TEXT PROVIDED:
# # # # #

Melissa: I have always been fascinated with food and how it affects the body. As a young girl, I had food allergies. My mom made changes to my diet so I could eat nutritiously and be healthy – and it really helped my allergies! So it’s not surprising that I continued on the path she began: I pursued a master’s degree in nutrition and became a registered dietitian. 10 years later, I became pregnant with my daughter and dove head first into pregnancy and child nutrition. When my daughter was a baby, I attended playgroups and baby-and-me classes, and was alarmed to see the kinds of food well-meaning parents were feeding their children. Didn’t these nice, seemingly smart parents notice that the 100-calorie cookie snack pack they were about to give their toddler was laden with unpronounceable ingredients? They didn’t know that fruit roll-ups aren’t fruit at all, or how to cope with busy schedules and make healthy eating work for them. It was hard to see how little parents knew about the importance of healthy food and how it affects their children. That was when knew I needed to devote my life to inspiring moms and educators to feed kids right from the start!

3. Tell me about the “Healthy Kids Today, Prevent Cancer Tomorrow” campaign you recently launched with AICR? What do you hope happens as a result?

Melissa: The “Healthy Kids Today, Prevent Cancer Tomorrow” campaign is about helping to prevent future cancer in children. My company, SuperKids Nutrition Inc., teamed up with the American Institute for Cancer Research (AICR) to get an important research finding out to the masses—approximately one in three cancers could be prevented if we all ate healthier, moved more, and weighed less, and this needs to start at a young age. AICR continually reviews and evaluates the evidence on how cancer risk is influenced by diet, weight, and physical activity. Some of the most compelling evidence to emerge recently revolves around the link between obesity and increased risk for seven different cancers – and today, more kids are overweight and obese than ever before.

Our end goal with this campaign is to make it easier for parents to help their kids grow into healthy, active, informed adults. We also want to raise awareness that whenever we talk about a healthy kids’ diet, we’re also talking about the long-term prevention of cancer and other chronic diseases. Cancer can take decades to evolve. The best part is that by helping to prevent cancer we help prevent heart disease and other illness, too. For example, of the nation’s overweight 5 to 10 year-olds, 61% already exhibit at least one major risk factor for heart disease, and 26% have two or more! One study found that 60% of autopsied accident victims aged 15 to 19 years had atheroscleros, a precursor to heart disease and the nation’s #1 killer overall. We teach parents that certain foods can actually help prevent their children from getting cancer, heart disease, and diabetes!

4. If there is one thing you would encourage families to do to be healthier, what would it be?

Melissa: The first step to becoming healthier is to make a commitment! Being healthy takes time, planning, and dedication – but believe me, it is well worth the effort. The “Healthy Kids Today, Prevent Cancer Tomorrow” campaign asks both parents and children to take a pledge to commit themselves to healthier habits by completing monthly activities together. The Cancer Prevention Pledge can be found here: [www.aicr.org/healthykids/#pledge]

5. What are two tools or resources that every family could use to be equipped to create a healthier family?

Melissa: My website has tons of great tips, advice, and easy to understand articles about how to turn your family into a super-health one. There is even a special section just for kids to help get them involved. Our social media gives daily inspiration and easy to implement food ideas that work with busy schedules. (Be sure to like her Facebook page in the social media link!)

The online “Toolkits” created by AICR and SuperKdis Nutrition give families ways to track their healthy changes, and provide recipes and fun activities –they are a must see of family nutrition tools! They are fun, creative, and above all easy to use!

Thanks to Melissa for sharing such great information about the Healthy Kids Today – Prevent Cancer Tomorrow campaign.  Of course, I will be sharing more throughout the summer on how we implemented the lessons she created!

# # # # #

Document structure recognition data
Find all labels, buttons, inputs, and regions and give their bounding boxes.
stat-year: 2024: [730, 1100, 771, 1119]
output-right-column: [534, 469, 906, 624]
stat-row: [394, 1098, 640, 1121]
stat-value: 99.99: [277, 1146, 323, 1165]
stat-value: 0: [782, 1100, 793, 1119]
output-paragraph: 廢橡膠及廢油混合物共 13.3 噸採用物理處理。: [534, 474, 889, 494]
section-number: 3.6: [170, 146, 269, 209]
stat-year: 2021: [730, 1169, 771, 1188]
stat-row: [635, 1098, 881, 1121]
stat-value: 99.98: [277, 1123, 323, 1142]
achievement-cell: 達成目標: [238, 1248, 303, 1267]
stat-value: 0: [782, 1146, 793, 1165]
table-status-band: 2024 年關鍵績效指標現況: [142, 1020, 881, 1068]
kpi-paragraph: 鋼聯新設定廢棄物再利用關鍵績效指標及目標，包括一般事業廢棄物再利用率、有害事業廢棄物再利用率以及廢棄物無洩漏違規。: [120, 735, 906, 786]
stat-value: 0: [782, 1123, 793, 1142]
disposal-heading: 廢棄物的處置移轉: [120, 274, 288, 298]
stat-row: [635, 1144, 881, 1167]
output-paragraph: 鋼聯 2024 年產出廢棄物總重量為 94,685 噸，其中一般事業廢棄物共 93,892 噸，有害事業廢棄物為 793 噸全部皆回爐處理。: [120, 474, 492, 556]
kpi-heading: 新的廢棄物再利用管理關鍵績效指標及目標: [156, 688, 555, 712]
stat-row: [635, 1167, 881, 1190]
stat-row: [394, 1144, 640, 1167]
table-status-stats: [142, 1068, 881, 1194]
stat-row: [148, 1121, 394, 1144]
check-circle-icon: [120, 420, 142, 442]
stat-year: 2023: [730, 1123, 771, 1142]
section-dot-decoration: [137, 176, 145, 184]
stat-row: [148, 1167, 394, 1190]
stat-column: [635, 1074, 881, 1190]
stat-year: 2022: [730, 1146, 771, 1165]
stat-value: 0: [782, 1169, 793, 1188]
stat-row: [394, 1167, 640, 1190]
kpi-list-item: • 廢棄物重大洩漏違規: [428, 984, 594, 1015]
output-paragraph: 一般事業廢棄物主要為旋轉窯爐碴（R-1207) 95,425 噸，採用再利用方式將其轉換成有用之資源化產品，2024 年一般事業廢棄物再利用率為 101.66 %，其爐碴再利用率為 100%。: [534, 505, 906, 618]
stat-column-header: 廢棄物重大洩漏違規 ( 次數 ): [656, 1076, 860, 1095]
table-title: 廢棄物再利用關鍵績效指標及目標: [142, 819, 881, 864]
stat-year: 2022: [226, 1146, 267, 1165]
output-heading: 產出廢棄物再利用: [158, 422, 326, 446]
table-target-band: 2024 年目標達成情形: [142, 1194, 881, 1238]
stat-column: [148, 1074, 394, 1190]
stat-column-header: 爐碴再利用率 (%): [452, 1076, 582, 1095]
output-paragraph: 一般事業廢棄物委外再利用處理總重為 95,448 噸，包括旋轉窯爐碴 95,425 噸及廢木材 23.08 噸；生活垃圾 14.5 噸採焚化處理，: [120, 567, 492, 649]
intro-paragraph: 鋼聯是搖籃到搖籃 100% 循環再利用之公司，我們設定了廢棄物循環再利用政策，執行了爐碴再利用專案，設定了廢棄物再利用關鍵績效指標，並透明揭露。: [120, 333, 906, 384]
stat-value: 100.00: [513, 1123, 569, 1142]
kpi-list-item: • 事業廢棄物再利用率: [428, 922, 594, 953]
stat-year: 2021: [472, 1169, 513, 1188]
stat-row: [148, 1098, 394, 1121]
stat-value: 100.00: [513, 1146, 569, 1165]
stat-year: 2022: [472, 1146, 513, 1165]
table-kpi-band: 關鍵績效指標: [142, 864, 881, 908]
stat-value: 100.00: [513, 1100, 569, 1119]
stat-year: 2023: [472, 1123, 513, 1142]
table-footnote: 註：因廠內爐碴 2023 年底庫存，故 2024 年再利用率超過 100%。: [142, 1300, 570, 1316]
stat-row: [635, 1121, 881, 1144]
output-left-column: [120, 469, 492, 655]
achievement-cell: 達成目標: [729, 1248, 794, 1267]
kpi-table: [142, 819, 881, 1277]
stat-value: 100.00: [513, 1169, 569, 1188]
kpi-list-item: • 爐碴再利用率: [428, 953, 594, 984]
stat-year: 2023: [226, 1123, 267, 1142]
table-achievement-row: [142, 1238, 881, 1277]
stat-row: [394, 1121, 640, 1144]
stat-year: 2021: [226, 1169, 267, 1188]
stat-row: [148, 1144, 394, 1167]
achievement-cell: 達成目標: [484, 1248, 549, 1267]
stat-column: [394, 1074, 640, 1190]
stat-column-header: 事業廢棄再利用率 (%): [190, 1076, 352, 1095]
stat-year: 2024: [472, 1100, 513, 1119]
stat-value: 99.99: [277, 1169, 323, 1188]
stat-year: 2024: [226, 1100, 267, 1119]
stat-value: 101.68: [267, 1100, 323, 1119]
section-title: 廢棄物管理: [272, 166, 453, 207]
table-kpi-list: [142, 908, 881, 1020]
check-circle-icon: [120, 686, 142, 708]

# # # # #

WHAT THIS TASK INVOLVES: Retype the passage from the interview on children's nutrition above, beginning at "Melissa: My website" and continuing through "lessons she created!".

OUTPUT OF THE TASK:
Melissa: My website has tons of great tips, advice, and easy to understand articles about how to turn your family into a super-health one. There is even a special section just for kids to help get them involved. Our social media gives daily inspiration and easy to implement food ideas that work with busy schedules. (Be sure to like her Facebook page in the social media link!)

The online “Toolkits” created by AICR and SuperKdis Nutrition give families ways to track their healthy changes, and provide recipes and fun activities –they are a must see of family nutrition tools! They are fun, creative, and above all easy to use!

Thanks to Melissa for sharing such great information about the Healthy Kids Today – Prevent Cancer Tomorrow campaign.  Of course, I will be sharing more throughout the summer on how we implemented the lessons she created!